*DIRECTION*. Copy out every line that contains the word "Meruoca".

>> Begin MATERIAL TO PROCESS

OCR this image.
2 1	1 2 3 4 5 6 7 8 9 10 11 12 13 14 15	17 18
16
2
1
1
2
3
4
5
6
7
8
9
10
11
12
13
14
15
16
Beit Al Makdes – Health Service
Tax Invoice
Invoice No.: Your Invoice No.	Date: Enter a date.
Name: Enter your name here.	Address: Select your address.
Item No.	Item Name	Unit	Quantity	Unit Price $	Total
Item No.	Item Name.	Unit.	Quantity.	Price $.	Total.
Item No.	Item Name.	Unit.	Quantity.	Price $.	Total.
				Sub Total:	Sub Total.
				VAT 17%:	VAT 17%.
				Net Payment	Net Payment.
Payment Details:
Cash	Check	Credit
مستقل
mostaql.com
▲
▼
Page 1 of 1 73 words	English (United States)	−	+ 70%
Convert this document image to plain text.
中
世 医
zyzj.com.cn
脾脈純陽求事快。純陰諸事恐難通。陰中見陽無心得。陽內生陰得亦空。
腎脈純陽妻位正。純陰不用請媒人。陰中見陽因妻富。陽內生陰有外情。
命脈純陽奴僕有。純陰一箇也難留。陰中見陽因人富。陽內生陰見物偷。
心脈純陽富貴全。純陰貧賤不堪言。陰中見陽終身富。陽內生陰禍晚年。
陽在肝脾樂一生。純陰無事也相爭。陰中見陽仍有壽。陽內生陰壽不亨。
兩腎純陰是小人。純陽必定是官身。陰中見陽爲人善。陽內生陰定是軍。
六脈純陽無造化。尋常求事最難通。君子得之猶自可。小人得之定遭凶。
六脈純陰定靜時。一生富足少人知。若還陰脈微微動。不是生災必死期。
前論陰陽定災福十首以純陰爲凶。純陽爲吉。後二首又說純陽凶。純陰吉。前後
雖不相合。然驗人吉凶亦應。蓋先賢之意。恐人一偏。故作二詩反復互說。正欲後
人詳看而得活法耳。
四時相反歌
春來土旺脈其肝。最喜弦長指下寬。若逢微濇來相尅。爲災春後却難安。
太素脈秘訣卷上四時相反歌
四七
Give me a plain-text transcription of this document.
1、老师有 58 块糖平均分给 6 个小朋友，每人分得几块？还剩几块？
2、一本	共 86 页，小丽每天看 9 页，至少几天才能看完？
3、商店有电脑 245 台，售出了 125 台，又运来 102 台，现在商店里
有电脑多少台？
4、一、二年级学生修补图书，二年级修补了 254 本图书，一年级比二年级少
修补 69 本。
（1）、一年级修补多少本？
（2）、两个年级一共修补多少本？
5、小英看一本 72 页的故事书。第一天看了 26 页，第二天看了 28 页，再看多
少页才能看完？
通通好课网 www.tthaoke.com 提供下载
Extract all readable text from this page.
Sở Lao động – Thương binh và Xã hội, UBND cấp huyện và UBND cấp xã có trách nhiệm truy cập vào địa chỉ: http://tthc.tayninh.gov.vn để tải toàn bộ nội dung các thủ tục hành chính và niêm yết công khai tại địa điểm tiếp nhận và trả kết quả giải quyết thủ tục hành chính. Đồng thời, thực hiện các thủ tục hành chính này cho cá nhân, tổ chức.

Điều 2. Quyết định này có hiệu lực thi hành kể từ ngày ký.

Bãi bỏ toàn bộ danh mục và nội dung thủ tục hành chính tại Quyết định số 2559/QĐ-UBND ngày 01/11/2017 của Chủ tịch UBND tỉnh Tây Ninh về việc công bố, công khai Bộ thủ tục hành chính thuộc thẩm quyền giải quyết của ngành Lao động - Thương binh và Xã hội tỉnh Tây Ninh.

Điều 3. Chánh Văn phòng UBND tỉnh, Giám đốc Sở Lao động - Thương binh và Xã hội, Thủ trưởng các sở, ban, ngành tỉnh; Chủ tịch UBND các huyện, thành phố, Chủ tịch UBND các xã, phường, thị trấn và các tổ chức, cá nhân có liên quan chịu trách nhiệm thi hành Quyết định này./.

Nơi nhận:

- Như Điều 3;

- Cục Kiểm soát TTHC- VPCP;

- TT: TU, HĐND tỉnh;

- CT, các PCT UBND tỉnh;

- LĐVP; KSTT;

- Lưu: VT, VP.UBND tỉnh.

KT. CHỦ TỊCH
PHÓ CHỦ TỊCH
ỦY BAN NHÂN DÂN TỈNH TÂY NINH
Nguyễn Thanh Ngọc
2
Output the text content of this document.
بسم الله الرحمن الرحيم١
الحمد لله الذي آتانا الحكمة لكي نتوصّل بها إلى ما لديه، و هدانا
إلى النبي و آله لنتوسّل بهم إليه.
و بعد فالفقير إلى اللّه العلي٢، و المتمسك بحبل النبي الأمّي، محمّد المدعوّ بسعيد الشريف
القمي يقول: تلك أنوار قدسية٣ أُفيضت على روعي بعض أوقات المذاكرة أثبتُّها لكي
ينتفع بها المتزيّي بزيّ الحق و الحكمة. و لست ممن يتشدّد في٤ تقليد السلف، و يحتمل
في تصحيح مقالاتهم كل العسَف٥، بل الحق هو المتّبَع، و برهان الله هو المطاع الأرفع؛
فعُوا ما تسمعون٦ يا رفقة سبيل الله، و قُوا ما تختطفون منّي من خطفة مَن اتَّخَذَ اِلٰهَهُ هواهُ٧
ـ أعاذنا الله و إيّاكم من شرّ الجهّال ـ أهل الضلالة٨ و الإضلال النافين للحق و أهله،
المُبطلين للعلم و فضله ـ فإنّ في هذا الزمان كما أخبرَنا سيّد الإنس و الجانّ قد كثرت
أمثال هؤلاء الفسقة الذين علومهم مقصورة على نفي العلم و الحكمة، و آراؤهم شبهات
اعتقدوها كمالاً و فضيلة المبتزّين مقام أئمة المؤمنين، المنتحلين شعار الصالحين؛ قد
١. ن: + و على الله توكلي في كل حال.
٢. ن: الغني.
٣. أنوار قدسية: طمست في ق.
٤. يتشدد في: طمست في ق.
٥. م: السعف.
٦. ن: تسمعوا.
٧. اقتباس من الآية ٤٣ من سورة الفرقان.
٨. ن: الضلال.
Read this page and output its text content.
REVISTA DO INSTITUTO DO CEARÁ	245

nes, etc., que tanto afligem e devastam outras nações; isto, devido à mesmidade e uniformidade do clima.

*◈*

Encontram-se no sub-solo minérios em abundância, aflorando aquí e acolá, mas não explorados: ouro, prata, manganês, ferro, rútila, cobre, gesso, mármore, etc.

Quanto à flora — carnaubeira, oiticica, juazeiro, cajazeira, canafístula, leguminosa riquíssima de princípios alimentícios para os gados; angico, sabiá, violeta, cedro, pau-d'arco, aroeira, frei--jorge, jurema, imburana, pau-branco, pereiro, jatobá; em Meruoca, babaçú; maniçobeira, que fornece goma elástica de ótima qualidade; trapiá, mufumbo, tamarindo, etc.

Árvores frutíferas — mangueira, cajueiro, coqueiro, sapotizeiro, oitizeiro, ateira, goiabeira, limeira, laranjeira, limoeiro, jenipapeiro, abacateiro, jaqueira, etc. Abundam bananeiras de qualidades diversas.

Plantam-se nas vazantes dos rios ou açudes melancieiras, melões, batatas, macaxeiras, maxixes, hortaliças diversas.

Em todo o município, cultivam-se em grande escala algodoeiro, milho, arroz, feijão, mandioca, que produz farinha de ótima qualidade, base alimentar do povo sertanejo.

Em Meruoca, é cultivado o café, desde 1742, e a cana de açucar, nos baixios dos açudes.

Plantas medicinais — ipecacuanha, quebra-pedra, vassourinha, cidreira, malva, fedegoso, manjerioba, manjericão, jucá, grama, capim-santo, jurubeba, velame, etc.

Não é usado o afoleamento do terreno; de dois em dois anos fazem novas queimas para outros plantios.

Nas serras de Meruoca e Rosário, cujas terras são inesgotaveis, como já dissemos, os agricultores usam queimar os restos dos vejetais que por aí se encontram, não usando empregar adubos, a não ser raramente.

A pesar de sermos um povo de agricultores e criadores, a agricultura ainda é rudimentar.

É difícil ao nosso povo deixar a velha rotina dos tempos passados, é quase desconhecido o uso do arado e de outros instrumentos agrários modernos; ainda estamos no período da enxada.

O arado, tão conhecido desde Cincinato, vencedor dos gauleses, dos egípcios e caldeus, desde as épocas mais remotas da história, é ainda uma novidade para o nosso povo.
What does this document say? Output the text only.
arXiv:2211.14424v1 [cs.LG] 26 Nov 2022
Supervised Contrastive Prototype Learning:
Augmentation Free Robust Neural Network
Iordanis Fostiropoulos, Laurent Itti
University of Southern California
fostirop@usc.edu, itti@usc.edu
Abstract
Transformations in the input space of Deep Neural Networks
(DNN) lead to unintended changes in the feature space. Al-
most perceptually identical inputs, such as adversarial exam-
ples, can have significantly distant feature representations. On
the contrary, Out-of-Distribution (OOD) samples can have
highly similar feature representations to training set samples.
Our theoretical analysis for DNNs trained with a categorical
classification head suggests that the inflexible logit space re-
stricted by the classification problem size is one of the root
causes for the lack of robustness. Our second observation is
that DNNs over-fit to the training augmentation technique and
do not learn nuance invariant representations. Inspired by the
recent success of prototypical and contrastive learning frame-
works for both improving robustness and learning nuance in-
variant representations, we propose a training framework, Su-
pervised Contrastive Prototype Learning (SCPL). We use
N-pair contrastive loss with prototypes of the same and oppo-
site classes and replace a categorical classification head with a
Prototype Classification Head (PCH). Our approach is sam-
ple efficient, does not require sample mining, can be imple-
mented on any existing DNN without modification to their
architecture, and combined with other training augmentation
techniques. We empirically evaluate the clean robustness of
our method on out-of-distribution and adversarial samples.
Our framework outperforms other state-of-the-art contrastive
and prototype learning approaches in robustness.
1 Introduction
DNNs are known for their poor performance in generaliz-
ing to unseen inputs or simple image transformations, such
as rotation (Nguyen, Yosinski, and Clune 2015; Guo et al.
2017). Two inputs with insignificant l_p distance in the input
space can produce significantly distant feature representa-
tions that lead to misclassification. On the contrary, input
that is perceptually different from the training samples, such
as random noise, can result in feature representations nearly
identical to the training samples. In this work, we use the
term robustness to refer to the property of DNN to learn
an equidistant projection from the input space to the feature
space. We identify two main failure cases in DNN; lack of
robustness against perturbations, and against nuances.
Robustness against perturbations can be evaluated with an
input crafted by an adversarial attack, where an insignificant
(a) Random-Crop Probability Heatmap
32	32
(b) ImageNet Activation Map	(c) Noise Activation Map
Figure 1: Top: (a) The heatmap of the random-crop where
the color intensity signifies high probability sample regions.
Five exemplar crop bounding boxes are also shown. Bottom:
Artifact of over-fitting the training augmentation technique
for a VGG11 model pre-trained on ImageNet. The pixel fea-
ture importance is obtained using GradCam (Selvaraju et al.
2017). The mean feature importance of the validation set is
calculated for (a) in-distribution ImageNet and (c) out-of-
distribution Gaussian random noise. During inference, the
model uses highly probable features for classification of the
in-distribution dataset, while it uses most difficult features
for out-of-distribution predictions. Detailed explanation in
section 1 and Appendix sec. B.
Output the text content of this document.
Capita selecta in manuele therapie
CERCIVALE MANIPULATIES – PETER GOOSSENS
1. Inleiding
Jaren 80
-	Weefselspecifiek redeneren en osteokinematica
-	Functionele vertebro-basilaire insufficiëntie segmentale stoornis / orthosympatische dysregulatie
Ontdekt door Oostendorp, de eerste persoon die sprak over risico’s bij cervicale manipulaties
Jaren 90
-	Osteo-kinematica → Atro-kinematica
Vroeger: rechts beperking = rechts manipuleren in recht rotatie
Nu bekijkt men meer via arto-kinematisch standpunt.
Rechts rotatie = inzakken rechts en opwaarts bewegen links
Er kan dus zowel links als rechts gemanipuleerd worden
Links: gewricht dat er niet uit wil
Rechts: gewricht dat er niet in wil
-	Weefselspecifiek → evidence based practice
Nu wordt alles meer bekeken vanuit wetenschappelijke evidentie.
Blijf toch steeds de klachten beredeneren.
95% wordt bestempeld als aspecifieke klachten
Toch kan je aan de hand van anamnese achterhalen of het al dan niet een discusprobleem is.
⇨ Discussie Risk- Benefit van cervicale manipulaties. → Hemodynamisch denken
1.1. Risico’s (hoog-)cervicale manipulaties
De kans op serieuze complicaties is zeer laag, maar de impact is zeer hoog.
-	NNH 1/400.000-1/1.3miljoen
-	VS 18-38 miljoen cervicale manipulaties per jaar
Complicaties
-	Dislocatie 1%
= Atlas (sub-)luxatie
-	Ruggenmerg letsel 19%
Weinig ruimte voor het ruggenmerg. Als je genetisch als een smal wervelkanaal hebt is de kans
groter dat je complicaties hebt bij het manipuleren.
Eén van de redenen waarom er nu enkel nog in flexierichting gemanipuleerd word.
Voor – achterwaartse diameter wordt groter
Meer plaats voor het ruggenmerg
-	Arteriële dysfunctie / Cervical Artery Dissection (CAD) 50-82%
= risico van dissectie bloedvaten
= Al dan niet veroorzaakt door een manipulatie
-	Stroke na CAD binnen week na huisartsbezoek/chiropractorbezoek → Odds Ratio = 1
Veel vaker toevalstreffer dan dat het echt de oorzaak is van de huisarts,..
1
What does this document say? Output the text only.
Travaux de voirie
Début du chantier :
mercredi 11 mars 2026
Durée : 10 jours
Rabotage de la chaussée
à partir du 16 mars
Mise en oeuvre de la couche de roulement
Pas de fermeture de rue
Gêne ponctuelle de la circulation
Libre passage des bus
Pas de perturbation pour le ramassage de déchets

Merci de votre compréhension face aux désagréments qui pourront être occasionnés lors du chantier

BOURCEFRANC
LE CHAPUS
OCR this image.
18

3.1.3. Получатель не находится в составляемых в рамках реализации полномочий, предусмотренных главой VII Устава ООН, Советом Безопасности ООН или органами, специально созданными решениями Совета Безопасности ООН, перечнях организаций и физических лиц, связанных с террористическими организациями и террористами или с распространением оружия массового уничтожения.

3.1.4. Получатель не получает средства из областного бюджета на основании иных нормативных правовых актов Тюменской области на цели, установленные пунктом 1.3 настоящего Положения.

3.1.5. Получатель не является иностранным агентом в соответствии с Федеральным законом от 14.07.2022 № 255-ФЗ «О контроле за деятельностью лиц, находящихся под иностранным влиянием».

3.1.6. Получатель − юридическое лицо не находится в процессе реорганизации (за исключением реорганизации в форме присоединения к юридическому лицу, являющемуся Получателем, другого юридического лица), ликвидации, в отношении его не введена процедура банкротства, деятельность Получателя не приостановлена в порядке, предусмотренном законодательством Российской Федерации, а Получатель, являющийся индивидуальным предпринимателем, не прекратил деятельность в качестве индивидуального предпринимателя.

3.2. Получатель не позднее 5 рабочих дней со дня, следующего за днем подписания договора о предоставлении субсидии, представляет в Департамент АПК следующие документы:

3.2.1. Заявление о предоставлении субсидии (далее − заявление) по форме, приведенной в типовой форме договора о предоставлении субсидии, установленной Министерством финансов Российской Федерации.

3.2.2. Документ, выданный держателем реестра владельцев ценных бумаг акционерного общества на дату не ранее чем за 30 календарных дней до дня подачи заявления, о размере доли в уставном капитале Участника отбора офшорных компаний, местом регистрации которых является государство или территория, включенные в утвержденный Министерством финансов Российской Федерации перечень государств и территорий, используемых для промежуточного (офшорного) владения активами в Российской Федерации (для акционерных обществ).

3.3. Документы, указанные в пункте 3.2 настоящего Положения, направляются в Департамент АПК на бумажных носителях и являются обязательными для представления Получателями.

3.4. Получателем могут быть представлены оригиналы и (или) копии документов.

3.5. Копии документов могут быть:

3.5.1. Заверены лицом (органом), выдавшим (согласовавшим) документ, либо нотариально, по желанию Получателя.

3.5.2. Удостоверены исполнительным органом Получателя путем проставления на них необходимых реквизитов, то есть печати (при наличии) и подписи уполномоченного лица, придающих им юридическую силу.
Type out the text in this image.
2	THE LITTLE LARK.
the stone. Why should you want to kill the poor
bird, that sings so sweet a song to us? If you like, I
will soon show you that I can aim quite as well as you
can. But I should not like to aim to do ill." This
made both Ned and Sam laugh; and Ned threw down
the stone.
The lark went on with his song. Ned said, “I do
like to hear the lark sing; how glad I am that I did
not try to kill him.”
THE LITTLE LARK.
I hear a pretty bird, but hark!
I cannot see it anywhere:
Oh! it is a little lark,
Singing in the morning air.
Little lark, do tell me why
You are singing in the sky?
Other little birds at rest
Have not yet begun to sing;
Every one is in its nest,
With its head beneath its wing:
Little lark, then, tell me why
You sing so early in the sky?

>> End MATERIAL TO PROCESS

*OUTPUT BELOW*.
Quanto à flora — carnaubeira, oiticica, juazeiro, cajazeira, canafístula, leguminosa riquíssima de princípios alimentícios para os gados; angico, sabiá, violeta, cedro, pau-d'arco, aroeira, frei--jorge, jurema, imburana, pau-branco, pereiro, jatobá; em Meruoca, babaçú; maniçobeira, que fornece goma elástica de ótima qualidade; trapiá, mufumbo, tamarindo, etc.
Em Meruoca, é cultivado o café, desde 1742, e a cana de açucar, nos baixios dos açudes.
Nas serras de Meruoca e Rosário, cujas terras são inesgotaveis, como já dissemos, os agricultores usam queimar os restos dos vejetais que por aí se encontram, não usando empregar adubos, a não ser raramente.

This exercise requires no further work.